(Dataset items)
━━━━━━━━━━━━━━━━━━━━━━━━━━━━━━

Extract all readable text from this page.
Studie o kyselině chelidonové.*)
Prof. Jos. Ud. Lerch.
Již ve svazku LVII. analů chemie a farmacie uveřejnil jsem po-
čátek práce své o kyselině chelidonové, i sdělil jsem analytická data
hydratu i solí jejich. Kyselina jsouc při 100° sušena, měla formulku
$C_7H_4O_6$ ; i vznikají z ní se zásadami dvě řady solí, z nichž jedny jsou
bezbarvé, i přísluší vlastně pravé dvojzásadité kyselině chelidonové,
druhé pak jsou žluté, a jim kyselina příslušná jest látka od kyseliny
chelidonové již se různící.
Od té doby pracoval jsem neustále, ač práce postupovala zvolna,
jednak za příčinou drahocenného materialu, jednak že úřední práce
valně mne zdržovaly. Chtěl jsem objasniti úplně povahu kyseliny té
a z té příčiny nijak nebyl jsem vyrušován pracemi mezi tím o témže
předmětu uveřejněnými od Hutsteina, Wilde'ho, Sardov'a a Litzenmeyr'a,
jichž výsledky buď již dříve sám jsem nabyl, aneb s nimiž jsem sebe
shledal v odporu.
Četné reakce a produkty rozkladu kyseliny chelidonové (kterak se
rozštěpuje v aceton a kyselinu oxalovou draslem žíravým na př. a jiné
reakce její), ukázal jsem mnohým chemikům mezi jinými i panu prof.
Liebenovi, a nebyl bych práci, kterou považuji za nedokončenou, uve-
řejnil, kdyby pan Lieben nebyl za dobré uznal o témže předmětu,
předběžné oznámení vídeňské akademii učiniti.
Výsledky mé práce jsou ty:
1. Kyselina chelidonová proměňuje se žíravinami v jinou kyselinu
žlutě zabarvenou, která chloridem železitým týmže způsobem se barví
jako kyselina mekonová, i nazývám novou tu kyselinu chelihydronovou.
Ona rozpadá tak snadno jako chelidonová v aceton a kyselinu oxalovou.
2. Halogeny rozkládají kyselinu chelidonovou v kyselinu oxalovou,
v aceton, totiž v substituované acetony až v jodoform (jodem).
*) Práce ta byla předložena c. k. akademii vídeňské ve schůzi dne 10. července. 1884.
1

━━━━━━━━━━━━━━━━━━━━━━━━━━━━━━

Show, from the listing above, each line that contains the word "kyseliny".

druhé pak jsou žluté, a jim kyselina příslušná jest látka od kyseliny
valně mne zdržovaly. Chtěl jsem objasniti úplně povahu kyseliny té
Četné reakce a produkty rozkladu kyseliny chelidonové (kterak se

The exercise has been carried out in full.